● Aim of the task
Reproduce the records word for word, starting at the beginning and continuing through the line "bot-addr: FFFFH [735,445,770,460]", including that line.

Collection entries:
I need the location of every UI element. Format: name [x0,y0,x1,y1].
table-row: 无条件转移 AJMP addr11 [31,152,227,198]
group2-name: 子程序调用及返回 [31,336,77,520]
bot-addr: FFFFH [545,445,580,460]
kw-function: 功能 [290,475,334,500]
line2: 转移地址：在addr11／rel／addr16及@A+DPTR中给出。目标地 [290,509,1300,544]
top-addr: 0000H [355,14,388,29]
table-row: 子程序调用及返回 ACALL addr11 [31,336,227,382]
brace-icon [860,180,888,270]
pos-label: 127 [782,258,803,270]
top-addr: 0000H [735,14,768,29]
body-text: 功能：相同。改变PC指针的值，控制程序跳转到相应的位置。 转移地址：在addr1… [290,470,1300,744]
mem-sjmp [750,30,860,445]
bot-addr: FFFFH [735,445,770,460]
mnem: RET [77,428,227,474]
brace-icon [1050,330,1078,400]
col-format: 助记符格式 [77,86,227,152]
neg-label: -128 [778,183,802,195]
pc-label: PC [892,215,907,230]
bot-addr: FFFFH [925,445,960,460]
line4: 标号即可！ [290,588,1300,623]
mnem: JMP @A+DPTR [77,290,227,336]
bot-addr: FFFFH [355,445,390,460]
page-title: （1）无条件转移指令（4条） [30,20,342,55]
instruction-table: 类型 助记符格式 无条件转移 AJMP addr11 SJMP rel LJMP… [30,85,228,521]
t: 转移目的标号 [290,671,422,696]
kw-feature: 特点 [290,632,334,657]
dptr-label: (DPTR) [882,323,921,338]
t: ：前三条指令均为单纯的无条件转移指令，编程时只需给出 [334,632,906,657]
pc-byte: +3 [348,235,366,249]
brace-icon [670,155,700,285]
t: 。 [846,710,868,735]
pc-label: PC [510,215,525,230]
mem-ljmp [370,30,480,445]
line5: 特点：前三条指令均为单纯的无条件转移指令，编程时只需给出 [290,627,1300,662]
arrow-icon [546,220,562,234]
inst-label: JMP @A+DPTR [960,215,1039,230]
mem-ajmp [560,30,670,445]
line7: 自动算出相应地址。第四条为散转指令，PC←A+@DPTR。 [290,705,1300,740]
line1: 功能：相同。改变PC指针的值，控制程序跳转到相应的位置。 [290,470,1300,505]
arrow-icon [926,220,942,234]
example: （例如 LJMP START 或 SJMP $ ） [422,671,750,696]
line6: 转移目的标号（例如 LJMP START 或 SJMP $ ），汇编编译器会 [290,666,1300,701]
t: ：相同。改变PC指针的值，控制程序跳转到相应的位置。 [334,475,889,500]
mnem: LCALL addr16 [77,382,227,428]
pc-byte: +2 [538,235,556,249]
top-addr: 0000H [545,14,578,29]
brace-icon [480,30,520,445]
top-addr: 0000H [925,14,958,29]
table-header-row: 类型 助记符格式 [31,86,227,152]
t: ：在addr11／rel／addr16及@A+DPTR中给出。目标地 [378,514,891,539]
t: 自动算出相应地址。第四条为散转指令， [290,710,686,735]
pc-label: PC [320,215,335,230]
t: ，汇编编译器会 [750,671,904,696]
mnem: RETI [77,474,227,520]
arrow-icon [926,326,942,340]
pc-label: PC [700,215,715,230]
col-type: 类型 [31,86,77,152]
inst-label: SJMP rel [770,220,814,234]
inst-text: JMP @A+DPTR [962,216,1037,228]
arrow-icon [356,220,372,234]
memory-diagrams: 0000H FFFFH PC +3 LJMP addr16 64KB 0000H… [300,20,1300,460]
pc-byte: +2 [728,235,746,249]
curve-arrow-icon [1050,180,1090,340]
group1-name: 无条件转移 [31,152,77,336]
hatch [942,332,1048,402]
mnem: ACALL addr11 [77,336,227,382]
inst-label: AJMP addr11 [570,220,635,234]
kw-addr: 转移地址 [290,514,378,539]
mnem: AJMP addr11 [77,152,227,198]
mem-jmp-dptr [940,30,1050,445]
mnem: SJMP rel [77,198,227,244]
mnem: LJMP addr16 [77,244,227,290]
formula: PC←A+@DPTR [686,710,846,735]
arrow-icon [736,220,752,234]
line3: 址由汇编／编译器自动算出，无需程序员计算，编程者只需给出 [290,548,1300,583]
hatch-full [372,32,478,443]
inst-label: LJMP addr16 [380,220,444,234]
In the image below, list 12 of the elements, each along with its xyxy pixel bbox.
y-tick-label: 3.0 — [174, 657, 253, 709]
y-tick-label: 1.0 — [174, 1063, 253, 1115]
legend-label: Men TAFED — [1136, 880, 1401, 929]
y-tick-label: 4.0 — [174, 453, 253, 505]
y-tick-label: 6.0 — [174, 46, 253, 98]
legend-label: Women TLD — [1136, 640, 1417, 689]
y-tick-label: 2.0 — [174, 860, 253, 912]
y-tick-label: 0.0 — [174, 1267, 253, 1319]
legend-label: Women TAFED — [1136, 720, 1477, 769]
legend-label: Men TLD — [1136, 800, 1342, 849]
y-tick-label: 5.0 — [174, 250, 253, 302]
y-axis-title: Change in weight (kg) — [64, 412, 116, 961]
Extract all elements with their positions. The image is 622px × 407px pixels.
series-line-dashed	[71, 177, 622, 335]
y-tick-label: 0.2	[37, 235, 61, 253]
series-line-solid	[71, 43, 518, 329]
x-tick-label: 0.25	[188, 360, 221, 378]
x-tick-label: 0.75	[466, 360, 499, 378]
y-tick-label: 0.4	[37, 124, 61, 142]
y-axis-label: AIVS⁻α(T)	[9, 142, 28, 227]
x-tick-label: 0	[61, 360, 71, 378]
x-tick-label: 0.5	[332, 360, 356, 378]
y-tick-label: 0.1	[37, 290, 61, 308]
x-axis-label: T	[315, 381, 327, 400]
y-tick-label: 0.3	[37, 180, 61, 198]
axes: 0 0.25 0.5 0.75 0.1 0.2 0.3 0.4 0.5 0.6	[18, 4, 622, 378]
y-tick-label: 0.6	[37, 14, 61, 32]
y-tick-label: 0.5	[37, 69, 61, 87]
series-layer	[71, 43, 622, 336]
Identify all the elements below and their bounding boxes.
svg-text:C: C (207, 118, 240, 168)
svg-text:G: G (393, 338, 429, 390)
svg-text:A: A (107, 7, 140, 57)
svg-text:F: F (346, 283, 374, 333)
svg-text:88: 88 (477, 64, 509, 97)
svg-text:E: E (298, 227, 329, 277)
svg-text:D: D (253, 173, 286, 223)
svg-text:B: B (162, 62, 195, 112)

● Reply to the exercise
I need the location of every UI element. Format: name [x0,y0,x1,y1].
table-row: 无条件转移 AJMP addr11 [31,152,227,198]
group2-name: 子程序调用及返回 [31,336,77,520]
bot-addr: FFFFH [545,445,580,460]
kw-function: 功能 [290,475,334,500]
line2: 转移地址：在addr11／rel／addr16及@A+DPTR中给出。目标地 [290,509,1300,544]
top-addr: 0000H [355,14,388,29]
table-row: 子程序调用及返回 ACALL addr11 [31,336,227,382]
brace-icon [860,180,888,270]
pos-label: 127 [782,258,803,270]
top-addr: 0000H [735,14,768,29]
body-text: 功能：相同。改变PC指针的值，控制程序跳转到相应的位置。 转移地址：在addr1… [290,470,1300,744]
mem-sjmp [750,30,860,445]
bot-addr: FFFFH [735,445,770,460]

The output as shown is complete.